··· Stored data

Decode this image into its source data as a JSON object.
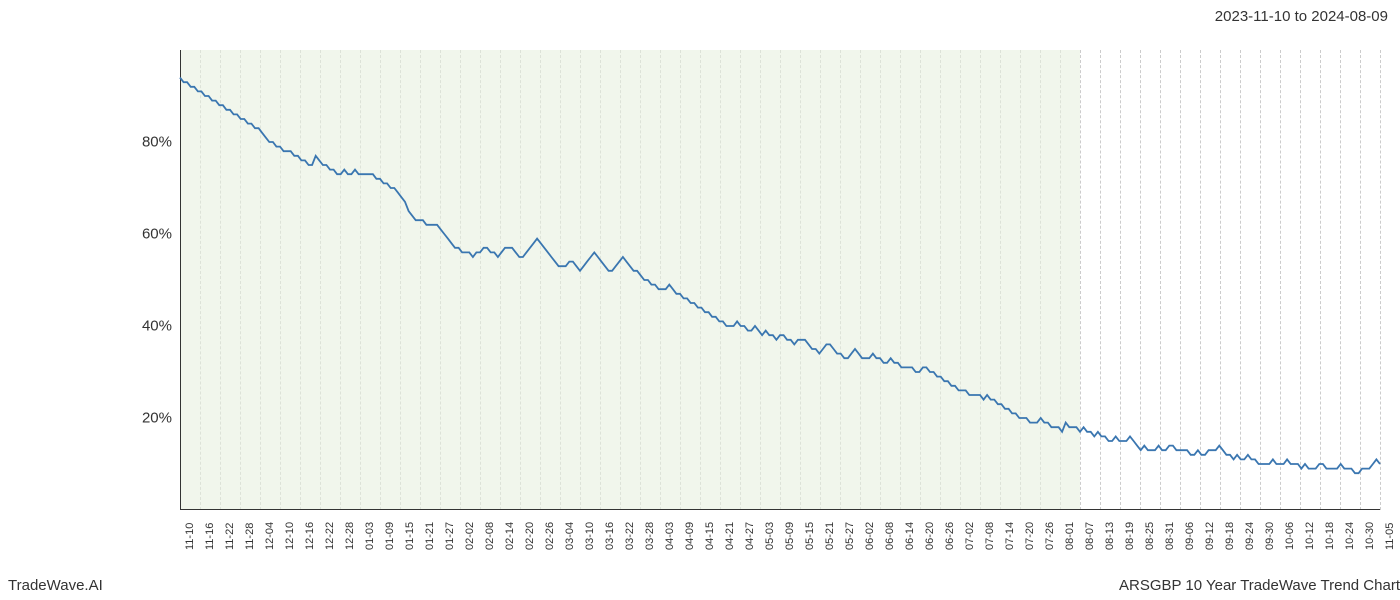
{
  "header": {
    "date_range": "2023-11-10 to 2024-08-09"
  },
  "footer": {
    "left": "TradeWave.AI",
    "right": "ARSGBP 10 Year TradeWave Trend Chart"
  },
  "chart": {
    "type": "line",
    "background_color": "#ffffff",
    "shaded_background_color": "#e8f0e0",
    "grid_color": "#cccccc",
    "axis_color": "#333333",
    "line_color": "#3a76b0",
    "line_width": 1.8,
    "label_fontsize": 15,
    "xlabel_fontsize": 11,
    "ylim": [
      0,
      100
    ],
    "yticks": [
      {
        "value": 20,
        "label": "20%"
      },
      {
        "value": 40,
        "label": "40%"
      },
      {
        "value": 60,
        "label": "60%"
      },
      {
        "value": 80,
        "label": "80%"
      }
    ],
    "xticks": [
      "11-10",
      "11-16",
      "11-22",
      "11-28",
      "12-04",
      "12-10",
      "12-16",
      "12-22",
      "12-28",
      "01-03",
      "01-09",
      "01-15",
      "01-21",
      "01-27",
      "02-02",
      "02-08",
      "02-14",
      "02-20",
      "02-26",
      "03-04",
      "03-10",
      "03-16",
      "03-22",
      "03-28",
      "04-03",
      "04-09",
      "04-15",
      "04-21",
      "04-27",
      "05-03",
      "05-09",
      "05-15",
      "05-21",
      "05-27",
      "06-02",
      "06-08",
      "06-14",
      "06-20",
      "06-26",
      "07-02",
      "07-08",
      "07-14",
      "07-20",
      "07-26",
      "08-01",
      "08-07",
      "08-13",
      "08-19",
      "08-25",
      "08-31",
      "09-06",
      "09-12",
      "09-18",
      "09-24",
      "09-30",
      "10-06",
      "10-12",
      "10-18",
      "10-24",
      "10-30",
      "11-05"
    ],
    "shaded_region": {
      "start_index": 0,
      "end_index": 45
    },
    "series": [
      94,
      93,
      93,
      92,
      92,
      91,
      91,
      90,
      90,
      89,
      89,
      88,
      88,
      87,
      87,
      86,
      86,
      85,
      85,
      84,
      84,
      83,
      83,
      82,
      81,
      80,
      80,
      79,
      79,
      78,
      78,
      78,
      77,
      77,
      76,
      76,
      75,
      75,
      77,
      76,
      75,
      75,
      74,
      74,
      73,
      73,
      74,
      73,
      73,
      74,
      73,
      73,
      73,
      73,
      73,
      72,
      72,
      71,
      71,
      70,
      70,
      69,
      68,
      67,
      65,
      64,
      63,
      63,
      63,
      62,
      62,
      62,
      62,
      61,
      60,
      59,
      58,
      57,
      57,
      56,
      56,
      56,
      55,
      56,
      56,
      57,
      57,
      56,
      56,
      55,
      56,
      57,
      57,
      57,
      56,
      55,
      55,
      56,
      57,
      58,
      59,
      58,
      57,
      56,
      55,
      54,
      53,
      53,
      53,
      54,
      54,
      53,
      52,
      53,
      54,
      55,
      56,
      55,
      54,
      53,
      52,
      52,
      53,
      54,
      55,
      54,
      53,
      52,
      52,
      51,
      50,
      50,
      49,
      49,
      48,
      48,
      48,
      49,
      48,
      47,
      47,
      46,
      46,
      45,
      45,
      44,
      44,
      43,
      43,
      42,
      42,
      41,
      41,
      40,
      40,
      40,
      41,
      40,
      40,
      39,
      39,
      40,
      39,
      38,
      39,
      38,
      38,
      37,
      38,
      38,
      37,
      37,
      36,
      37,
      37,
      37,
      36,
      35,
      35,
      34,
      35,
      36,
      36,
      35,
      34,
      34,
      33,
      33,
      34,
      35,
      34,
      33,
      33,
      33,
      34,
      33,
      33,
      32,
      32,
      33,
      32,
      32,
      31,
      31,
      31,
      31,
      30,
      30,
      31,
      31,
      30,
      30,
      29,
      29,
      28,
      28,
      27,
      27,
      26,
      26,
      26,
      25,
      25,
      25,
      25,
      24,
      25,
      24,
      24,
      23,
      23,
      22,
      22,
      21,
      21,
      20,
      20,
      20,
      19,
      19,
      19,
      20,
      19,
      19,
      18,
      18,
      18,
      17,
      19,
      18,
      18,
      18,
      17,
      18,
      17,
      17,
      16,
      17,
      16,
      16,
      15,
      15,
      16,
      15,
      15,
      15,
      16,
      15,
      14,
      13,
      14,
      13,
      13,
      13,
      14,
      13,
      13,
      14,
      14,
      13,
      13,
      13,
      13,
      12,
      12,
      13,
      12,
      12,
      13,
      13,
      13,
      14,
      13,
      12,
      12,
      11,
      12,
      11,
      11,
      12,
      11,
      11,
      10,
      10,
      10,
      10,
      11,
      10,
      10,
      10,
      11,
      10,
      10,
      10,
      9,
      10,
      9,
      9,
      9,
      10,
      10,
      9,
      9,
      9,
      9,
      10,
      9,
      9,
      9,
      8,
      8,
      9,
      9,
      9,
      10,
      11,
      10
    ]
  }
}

······

→ Directive:
Repeat all of the records verbatim, leaving out the pictures.

→ Task answer:
Decode this image into its source data as a JSON object.
{
  "header": {
    "date_range": "2023-11-10 to 2024-08-09"
  },
  "footer": {
    "left": "TradeWave.AI",
    "right": "ARSGBP 10 Year TradeWave Trend Chart"
  },
  "chart": {
    "type": "line",
    "background_color": "#ffffff",
    "shaded_background_color": "#e8f0e0",
    "grid_color": "#cccccc",
    "axis_color": "#333333",
    "line_color": "#3a76b0",
    "line_width": 1.8,
    "label_fontsize": 15,
    "xlabel_fontsize": 11,
    "ylim": [
      0,
      100
    ],
    "yticks": [
      {
        "value": 20,
        "label": "20%"
      },
      {
        "value": 40,
        "label": "40%"
      },
      {
        "value": 60,
        "label": "60%"
      },
      {
        "value": 80,
        "label": "80%"
      }
    ],
    "xticks": [
      "11-10",
      "11-16",
      "11-22",
      "11-28",
      "12-04",
      "12-10",
      "12-16",
      "12-22",
      "12-28",
      "01-03",
      "01-09",
      "01-15",
      "01-21",
      "01-27",
      "02-02",
      "02-08",
      "02-14",
      "02-20",
      "02-26",
      "03-04",
      "03-10",
      "03-16",
      "03-22",
      "03-28",
      "04-03",
      "04-09",
      "04-15",
      "04-21",
      "04-27",
      "05-03",
      "05-09",
      "05-15",
      "05-21",
      "05-27",
      "06-02",
      "06-08",
      "06-14",
      "06-20",
      "06-26",
      "07-02",
      "07-08",
      "07-14",
      "07-20",
      "07-26",
      "08-01",
      "08-07",
      "08-13",
      "08-19",
      "08-25",
      "08-31",
      "09-06",
      "09-12",
      "09-18",
      "09-24",
      "09-30",
      "10-06",
      "10-12",
      "10-18",
      "10-24",
      "10-30",
      "11-05"
    ],
    "shaded_region": {
      "start_index": 0,
      "end_index": 45
    },
    "series": [
      94,
      93,
      93,
      92,
      92,
      91,
      91,
      90,
      90,
      89,
      89,
      88,
      88,
      87,
      87,
      86,
      86,
      85,
      85,
      84,
      84,
      83,
      83,
      82,
      81,
      80,
      80,
      79,
      79,
      78,
      78,
      78,
      77,
      77,
      76,
      76,
      75,
      75,
      77,
      76,
      75,
      75,
      74,
      74,
      73,
      73,
      74,
      73,
      73,
      74,
      73,
      73,
      73,
      73,
      73,
      72,
      72,
      71,
      71,
      70,
      70,
      69,
      68,
      67,
      65,
      64,
      63,
      63,
      63,
      62,
      62,
      62,
      62,
      61,
      60,
      59,
      58,
      57,
      57,
      56,
      56,
      56,
      55,
      56,
      56,
      57,
      57,
      56,
      56,
      55,
      56,
      57,
      57,
      57,
      56,
      55,
      55,
      56,
      57,
      58,
      59,
      58,
      57,
      56,
      55,
      54,
      53,
      53,
      53,
      54,
      54,
      53,
      52,
      53,
      54,
      55,
      56,
      55,
      54,
      53,
      52,
      52,
      53,
      54,
      55,
      54,
      53,
      52,
      52,
      51,
      50,
      50,
      49,
      49,
      48,
      48,
      48,
      49,
      48,
      47,
      47,
      46,
      46,
      45,
      45,
      44,
      44,
      43,
      43,
      42,
      42,
      41,
      41,
      40,
      40,
      40,
      41,
      40,
      40,
      39,
      39,
      40,
      39,
      38,
      39,
      38,
      38,
      37,
      38,
      38,
      37,
      37,
      36,
      37,
      37,
      37,
      36,
      35,
      35,
      34,
      35,
      36,
      36,
      35,
      34,
      34,
      33,
      33,
      34,
      35,
      34,
      33,
      33,
      33,
      34,
      33,
      33,
      32,
      32,
      33,
      32,
      32,
      31,
      31,
      31,
      31,
      30,
      30,
      31,
      31,
      30,
      30,
      29,
      29,
      28,
      28,
      27,
      27,
      26,
      26,
      26,
      25,
      25,
      25,
      25,
      24,
      25,
      24,
      24,
      23,
      23,
      22,
      22,
      21,
      21,
      20,
      20,
      20,
      19,
      19,
      19,
      20,
      19,
      19,
      18,
      18,
      18,
      17,
      19,
      18,
      18,
      18,
      17,
      18,
      17,
      17,
      16,
      17,
      16,
      16,
      15,
      15,
      16,
      15,
      15,
      15,
      16,
      15,
      14,
      13,
      14,
      13,
      13,
      13,
      14,
      13,
      13,
      14,
      14,
      13,
      13,
      13,
      13,
      12,
      12,
      13,
      12,
      12,
      13,
      13,
      13,
      14,
      13,
      12,
      12,
      11,
      12,
      11,
      11,
      12,
      11,
      11,
      10,
      10,
      10,
      10,
      11,
      10,
      10,
      10,
      11,
      10,
      10,
      10,
      9,
      10,
      9,
      9,
      9,
      10,
      10,
      9,
      9,
      9,
      9,
      10,
      9,
      9,
      9,
      8,
      8,
      9,
      9,
      9,
      10,
      11,
      10
    ]
  }
}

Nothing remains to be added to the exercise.